▶ _Input data_
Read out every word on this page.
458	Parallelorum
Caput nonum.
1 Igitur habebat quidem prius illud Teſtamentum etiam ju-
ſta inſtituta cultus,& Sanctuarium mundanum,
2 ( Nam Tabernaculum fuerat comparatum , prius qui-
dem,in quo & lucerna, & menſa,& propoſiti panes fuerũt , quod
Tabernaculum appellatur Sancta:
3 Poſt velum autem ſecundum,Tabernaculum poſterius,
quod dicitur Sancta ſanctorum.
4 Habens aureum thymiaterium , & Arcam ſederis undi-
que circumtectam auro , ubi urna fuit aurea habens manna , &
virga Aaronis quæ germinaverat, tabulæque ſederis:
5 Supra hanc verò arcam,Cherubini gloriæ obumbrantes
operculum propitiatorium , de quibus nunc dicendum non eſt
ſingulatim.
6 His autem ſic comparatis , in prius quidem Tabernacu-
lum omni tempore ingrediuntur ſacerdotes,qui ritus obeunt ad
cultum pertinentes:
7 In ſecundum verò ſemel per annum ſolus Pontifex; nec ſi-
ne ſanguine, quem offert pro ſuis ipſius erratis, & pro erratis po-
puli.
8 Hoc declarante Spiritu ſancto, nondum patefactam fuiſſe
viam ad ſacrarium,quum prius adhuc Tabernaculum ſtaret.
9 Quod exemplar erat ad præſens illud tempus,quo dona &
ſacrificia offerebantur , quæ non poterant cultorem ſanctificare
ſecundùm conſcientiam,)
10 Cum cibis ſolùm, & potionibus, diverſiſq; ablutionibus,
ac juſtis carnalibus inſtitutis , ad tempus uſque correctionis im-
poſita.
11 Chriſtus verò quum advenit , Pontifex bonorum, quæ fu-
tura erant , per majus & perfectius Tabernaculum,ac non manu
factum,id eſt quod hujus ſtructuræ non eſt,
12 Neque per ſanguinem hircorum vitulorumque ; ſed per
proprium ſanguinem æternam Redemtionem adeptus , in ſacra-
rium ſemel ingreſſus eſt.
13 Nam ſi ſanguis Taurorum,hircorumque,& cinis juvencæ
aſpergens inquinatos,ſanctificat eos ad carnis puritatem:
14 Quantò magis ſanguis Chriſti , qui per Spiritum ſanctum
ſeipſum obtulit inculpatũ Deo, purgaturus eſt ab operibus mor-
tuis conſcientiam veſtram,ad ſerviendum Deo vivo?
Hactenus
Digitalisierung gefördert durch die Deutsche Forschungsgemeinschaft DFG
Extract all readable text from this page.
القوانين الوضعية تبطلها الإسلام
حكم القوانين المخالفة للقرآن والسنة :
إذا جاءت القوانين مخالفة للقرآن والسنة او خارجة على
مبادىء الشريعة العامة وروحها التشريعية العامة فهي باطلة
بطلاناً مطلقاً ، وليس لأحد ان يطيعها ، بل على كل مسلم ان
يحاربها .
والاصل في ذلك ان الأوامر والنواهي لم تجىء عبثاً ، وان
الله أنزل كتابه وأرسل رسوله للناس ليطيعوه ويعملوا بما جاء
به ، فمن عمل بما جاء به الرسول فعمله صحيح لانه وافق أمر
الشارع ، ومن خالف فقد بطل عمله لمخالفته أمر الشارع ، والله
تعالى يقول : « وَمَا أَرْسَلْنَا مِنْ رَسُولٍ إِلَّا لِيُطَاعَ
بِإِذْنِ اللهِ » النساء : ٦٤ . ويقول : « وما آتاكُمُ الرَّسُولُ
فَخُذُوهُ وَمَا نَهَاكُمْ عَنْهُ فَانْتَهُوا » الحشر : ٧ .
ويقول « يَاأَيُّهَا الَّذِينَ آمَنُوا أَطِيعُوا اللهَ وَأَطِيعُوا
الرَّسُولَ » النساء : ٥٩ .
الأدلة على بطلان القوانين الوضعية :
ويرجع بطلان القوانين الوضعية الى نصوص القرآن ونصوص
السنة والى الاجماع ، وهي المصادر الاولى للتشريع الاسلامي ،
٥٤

▶ _Directions for this task_
Pick out, from the lines above, every one that contains the string "verò".

▶ _Result of this task_
5 Supra hanc verò arcam,Cherubini gloriæ obumbrantes
7 In ſecundum verò ſemel per annum ſolus Pontifex; nec ſi-
11 Chriſtus verò quum advenit , Pontifex bonorum, quæ fu-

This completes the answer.